### Exercise:
Every entry must be copied word for word.

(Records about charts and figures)
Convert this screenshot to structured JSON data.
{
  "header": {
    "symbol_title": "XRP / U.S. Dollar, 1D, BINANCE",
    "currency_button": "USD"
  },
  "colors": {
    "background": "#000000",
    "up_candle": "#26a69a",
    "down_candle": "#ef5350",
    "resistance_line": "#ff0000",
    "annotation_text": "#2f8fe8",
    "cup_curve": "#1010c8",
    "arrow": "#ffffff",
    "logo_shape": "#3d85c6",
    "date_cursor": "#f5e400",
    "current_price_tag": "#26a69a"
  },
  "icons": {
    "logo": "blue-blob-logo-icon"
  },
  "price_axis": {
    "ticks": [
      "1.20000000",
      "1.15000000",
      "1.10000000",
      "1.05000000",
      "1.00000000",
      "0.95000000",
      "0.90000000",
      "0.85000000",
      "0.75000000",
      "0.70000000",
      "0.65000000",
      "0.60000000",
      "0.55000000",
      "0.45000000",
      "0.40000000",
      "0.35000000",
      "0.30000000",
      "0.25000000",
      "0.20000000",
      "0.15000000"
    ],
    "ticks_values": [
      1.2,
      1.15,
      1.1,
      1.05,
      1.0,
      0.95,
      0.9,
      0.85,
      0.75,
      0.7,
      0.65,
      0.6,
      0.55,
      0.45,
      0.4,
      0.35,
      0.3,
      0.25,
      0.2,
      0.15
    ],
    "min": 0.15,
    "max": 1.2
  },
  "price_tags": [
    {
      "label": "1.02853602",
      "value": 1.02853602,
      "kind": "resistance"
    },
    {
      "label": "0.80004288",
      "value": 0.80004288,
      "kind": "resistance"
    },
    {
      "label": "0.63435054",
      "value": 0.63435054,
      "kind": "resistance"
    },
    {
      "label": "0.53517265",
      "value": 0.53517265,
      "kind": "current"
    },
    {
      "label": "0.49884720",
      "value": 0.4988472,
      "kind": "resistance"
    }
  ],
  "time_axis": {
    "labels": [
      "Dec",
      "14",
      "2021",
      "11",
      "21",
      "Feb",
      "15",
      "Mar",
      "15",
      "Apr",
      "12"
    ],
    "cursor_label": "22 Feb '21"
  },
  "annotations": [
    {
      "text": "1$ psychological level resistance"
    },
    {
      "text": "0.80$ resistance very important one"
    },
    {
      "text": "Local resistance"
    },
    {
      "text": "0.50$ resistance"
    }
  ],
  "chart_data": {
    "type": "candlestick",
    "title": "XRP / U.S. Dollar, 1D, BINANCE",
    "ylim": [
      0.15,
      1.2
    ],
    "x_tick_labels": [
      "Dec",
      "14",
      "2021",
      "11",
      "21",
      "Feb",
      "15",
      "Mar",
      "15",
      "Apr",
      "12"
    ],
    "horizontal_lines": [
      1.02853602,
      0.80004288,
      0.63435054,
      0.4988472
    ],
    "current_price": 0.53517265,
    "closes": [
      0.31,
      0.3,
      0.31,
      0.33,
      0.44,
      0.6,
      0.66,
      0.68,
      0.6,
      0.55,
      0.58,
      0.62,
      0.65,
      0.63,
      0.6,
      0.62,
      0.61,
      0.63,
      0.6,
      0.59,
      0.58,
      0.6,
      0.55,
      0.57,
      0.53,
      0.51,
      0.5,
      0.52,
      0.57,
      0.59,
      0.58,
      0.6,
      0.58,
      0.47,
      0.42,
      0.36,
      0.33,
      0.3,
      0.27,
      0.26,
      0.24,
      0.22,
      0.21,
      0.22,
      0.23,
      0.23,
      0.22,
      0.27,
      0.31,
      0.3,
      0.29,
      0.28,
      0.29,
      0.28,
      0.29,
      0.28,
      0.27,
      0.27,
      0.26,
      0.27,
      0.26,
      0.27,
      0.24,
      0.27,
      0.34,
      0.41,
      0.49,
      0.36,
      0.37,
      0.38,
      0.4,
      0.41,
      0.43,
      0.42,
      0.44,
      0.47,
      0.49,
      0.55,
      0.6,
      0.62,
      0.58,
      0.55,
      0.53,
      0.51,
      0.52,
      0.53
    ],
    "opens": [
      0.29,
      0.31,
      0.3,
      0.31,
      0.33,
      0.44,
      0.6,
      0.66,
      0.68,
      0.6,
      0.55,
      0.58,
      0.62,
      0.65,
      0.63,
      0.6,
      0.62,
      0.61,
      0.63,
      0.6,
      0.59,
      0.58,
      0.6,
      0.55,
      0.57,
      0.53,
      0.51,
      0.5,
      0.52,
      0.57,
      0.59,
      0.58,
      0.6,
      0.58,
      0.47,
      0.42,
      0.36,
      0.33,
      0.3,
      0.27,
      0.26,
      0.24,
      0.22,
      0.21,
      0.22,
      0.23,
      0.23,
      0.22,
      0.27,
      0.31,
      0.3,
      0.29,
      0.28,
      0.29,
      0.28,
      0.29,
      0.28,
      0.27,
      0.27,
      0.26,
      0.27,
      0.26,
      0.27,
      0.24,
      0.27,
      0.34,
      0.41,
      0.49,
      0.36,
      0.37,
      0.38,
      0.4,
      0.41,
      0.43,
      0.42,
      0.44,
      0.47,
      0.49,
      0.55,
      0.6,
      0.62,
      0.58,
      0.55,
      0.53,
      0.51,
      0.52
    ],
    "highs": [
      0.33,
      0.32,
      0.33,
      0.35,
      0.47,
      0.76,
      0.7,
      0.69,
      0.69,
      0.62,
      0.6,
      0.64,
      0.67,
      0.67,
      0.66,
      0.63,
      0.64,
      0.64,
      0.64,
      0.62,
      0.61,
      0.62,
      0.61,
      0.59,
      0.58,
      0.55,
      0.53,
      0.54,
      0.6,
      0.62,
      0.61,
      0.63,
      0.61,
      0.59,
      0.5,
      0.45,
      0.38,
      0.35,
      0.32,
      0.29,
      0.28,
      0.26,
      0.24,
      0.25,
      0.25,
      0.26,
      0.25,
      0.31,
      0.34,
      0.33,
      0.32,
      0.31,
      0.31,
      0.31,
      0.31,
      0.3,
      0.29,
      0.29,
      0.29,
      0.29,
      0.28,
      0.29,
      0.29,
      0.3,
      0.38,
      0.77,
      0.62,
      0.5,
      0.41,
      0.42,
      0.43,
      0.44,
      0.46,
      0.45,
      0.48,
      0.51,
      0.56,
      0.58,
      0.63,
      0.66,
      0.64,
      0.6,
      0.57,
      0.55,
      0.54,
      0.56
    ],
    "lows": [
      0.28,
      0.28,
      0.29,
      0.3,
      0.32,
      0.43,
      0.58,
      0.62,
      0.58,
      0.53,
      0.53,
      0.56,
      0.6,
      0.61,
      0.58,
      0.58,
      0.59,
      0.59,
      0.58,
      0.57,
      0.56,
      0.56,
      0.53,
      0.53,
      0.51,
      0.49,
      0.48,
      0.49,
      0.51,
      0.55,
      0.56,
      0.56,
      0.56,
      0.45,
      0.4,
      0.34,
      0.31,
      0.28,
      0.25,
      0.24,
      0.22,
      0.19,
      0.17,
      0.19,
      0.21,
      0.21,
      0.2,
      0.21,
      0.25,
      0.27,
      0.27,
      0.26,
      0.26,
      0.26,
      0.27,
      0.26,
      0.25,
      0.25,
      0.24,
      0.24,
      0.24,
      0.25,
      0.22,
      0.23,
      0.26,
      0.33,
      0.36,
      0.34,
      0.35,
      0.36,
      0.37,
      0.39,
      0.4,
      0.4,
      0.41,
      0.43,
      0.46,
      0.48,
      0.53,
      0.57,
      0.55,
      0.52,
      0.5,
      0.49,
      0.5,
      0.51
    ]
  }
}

### Response below:
Convert this screenshot to structured JSON data.
{
  "header": {
    "symbol_title": "XRP / U.S. Dollar, 1D, BINANCE",
    "currency_button": "USD"
  },
  "colors": {
    "background": "#000000",
    "up_candle": "#26a69a",
    "down_candle": "#ef5350",
    "resistance_line": "#ff0000",
    "annotation_text": "#2f8fe8",
    "cup_curve": "#1010c8",
    "arrow": "#ffffff",
    "logo_shape": "#3d85c6",
    "date_cursor": "#f5e400",
    "current_price_tag": "#26a69a"
  },
  "icons": {
    "logo": "blue-blob-logo-icon"
  },
  "price_axis": {
    "ticks": [
      "1.20000000",
      "1.15000000",
      "1.10000000",
      "1.05000000",
      "1.00000000",
      "0.95000000",
      "0.90000000",
      "0.85000000",
      "0.75000000",
      "0.70000000",
      "0.65000000",
      "0.60000000",
      "0.55000000",
      "0.45000000",
      "0.40000000",
      "0.35000000",
      "0.30000000",
      "0.25000000",
      "0.20000000",
      "0.15000000"
    ],
    "ticks_values": [
      1.2,
      1.15,
      1.1,
      1.05,
      1.0,
      0.95,
      0.9,
      0.85,
      0.75,
      0.7,
      0.65,
      0.6,
      0.55,
      0.45,
      0.4,
      0.35,
      0.3,
      0.25,
      0.2,
      0.15
    ],
    "min": 0.15,
    "max": 1.2
  },
  "price_tags": [
    {
      "label": "1.02853602",
      "value": 1.02853602,
      "kind": "resistance"
    },
    {
      "label": "0.80004288",
      "value": 0.80004288,
      "kind": "resistance"
    },
    {
      "label": "0.63435054",
      "value": 0.63435054,
      "kind": "resistance"
    },
    {
      "label": "0.53517265",
      "value": 0.53517265,
      "kind": "current"
    },
    {
      "label": "0.49884720",
      "value": 0.4988472,
      "kind": "resistance"
    }
  ],
  "time_axis": {
    "labels": [
      "Dec",
      "14",
      "2021",
      "11",
      "21",
      "Feb",
      "15",
      "Mar",
      "15",
      "Apr",
      "12"
    ],
    "cursor_label": "22 Feb '21"
  },
  "annotations": [
    {
      "text": "1$ psychological level resistance"
    },
    {
      "text": "0.80$ resistance very important one"
    },
    {
      "text": "Local resistance"
    },
    {
      "text": "0.50$ resistance"
    }
  ],
  "chart_data": {
    "type": "candlestick",
    "title": "XRP / U.S. Dollar, 1D, BINANCE",
    "ylim": [
      0.15,
      1.2
    ],
    "x_tick_labels": [
      "Dec",
      "14",
      "2021",
      "11",
      "21",
      "Feb",
      "15",
      "Mar",
      "15",
      "Apr",
      "12"
    ],
    "horizontal_lines": [
      1.02853602,
      0.80004288,
      0.63435054,
      0.4988472
    ],
    "current_price": 0.53517265,
    "closes": [
      0.31,
      0.3,
      0.31,
      0.33,
      0.44,
      0.6,
      0.66,
      0.68,
      0.6,
      0.55,
      0.58,
      0.62,
      0.65,
      0.63,
      0.6,
      0.62,
      0.61,
      0.63,
      0.6,
      0.59,
      0.58,
      0.6,
      0.55,
      0.57,
      0.53,
      0.51,
      0.5,
      0.52,
      0.57,
      0.59,
      0.58,
      0.6,
      0.58,
      0.47,
      0.42,
      0.36,
      0.33,
      0.3,
      0.27,
      0.26,
      0.24,
      0.22,
      0.21,
      0.22,
      0.23,
      0.23,
      0.22,
      0.27,
      0.31,
      0.3,
      0.29,
      0.28,
      0.29,
      0.28,
      0.29,
      0.28,
      0.27,
      0.27,
      0.26,
      0.27,
      0.26,
      0.27,
      0.24,
      0.27,
      0.34,
      0.41,
      0.49,
      0.36,
      0.37,
      0.38,
      0.4,
      0.41,
      0.43,
      0.42,
      0.44,
      0.47,
      0.49,
      0.55,
      0.6,
      0.62,
      0.58,
      0.55,
      0.53,
      0.51,
      0.52,
      0.53
    ],
    "opens": [
      0.29,
      0.31,
      0.3,
      0.31,
      0.33,
      0.44,
      0.6,
      0.66,
      0.68,
      0.6,
      0.55,
      0.58,
      0.62,
      0.65,
      0.63,
      0.6,
      0.62,
      0.61,
      0.63,
      0.6,
      0.59,
      0.58,
      0.6,
      0.55,
      0.57,
      0.53,
      0.51,
      0.5,
      0.52,
      0.57,
      0.59,
      0.58,
      0.6,
      0.58,
      0.47,
      0.42,
      0.36,
      0.33,
      0.3,
      0.27,
      0.26,
      0.24,
      0.22,
      0.21,
      0.22,
      0.23,
      0.23,
      0.22,
      0.27,
      0.31,
      0.3,
      0.29,
      0.28,
      0.29,
      0.28,
      0.29,
      0.28,
      0.27,
      0.27,
      0.26,
      0.27,
      0.26,
      0.27,
      0.24,
      0.27,
      0.34,
      0.41,
      0.49,
      0.36,
      0.37,
      0.38,
      0.4,
      0.41,
      0.43,
      0.42,
      0.44,
      0.47,
      0.49,
      0.55,
      0.6,
      0.62,
      0.58,
      0.55,
      0.53,
      0.51,
      0.52
    ],
    "highs": [
      0.33,
      0.32,
      0.33,
      0.35,
      0.47,
      0.76,
      0.7,
      0.69,
      0.69,
      0.62,
      0.6,
      0.64,
      0.67,
      0.67,
      0.66,
      0.63,
      0.64,
      0.64,
      0.64,
      0.62,
      0.61,
      0.62,
      0.61,
      0.59,
      0.58,
      0.55,
      0.53,
      0.54,
      0.6,
      0.62,
      0.61,
      0.63,
      0.61,
      0.59,
      0.5,
      0.45,
      0.38,
      0.35,
      0.32,
      0.29,
      0.28,
      0.26,
      0.24,
      0.25,
      0.25,
      0.26,
      0.25,
      0.31,
      0.34,
      0.33,
      0.32,
      0.31,
      0.31,
      0.31,
      0.31,
      0.3,
      0.29,
      0.29,
      0.29,
      0.29,
      0.28,
      0.29,
      0.29,
      0.3,
      0.38,
      0.77,
      0.62,
      0.5,
      0.41,
      0.42,
      0.43,
      0.44,
      0.46,
      0.45,
      0.48,
      0.51,
      0.56,
      0.58,
      0.63,
      0.66,
      0.64,
      0.6,
      0.57,
      0.55,
      0.54,
      0.56
    ],
    "lows": [
      0.28,
      0.28,
      0.29,
      0.3,
      0.32,
      0.43,
      0.58,
      0.62,
      0.58,
      0.53,
      0.53,
      0.56,
      0.6,
      0.61,
      0.58,
      0.58,
      0.59,
      0.59,
      0.58,
      0.57,
      0.56,
      0.56,
      0.53,
      0.53,
      0.51,
      0.49,
      0.48,
      0.49,
      0.51,
      0.55,
      0.56,
      0.56,
      0.56,
      0.45,
      0.4,
      0.34,
      0.31,
      0.28,
      0.25,
      0.24,
      0.22,
      0.19,
      0.17,
      0.19,
      0.21,
      0.21,
      0.2,
      0.21,
      0.25,
      0.27,
      0.27,
      0.26,
      0.26,
      0.26,
      0.27,
      0.26,
      0.25,
      0.25,
      0.24,
      0.24,
      0.24,
      0.25,
      0.22,
      0.23,
      0.26,
      0.33,
      0.36,
      0.34,
      0.35,
      0.36,
      0.37,
      0.39,
      0.4,
      0.4,
      0.41,
      0.43,
      0.46,
      0.48,
      0.53,
      0.57,
      0.55,
      0.52,
      0.5,
      0.49,
      0.5,
      0.51
    ]
  }
}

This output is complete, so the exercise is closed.